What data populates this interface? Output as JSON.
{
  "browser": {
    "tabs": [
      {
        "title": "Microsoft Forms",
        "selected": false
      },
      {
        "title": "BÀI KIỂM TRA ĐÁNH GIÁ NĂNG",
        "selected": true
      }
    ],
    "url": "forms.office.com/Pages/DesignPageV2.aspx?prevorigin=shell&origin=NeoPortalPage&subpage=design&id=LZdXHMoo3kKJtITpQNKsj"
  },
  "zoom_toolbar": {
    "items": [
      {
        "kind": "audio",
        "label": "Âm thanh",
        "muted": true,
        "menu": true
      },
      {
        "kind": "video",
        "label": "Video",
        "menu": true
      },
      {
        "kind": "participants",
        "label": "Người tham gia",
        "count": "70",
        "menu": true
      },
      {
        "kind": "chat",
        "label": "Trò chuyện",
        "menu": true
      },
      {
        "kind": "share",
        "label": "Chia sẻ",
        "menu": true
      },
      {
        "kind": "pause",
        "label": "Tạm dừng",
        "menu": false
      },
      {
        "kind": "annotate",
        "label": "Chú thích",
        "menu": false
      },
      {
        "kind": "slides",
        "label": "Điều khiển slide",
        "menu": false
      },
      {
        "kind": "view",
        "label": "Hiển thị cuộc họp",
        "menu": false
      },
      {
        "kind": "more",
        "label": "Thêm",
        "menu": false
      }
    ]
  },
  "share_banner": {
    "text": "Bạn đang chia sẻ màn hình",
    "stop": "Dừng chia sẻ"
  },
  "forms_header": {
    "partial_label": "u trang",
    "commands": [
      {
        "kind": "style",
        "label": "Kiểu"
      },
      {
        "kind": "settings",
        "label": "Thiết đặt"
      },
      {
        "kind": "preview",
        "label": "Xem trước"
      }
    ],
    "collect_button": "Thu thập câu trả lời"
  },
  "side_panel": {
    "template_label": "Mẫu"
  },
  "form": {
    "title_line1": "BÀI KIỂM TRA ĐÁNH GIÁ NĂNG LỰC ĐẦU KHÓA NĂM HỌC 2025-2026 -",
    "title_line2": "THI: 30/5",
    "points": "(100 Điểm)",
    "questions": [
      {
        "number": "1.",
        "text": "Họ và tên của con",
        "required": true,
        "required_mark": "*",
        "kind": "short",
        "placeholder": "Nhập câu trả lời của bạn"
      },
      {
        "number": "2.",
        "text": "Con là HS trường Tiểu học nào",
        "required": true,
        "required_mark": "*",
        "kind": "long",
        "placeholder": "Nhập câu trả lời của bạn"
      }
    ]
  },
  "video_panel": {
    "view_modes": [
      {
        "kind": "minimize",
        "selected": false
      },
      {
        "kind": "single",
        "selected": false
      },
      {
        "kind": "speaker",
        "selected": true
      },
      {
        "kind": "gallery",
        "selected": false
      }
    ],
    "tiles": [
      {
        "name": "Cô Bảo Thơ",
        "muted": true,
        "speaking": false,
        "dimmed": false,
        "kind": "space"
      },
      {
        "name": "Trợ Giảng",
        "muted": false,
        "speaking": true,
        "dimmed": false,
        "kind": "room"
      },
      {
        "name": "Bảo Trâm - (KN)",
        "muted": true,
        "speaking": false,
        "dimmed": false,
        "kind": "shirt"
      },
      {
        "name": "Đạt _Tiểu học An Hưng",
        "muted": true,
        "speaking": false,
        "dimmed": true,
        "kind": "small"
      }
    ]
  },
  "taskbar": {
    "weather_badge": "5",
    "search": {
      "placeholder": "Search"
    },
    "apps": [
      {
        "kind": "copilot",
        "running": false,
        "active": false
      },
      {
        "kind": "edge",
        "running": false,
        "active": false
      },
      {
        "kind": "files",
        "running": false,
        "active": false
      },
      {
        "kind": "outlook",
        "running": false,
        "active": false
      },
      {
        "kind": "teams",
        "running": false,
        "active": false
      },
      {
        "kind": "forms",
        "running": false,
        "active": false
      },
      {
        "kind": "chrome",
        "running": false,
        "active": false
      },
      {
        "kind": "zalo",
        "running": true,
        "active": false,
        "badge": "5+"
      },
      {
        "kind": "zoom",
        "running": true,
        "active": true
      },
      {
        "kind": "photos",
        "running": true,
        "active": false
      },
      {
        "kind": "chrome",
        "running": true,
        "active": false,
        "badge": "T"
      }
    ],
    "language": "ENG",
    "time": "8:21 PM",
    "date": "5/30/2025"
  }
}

§ **GIVEN EXERCISE**
Report how many lines in this data include the string "KIỂM", and nothing else.

§ **SOLUTION**
2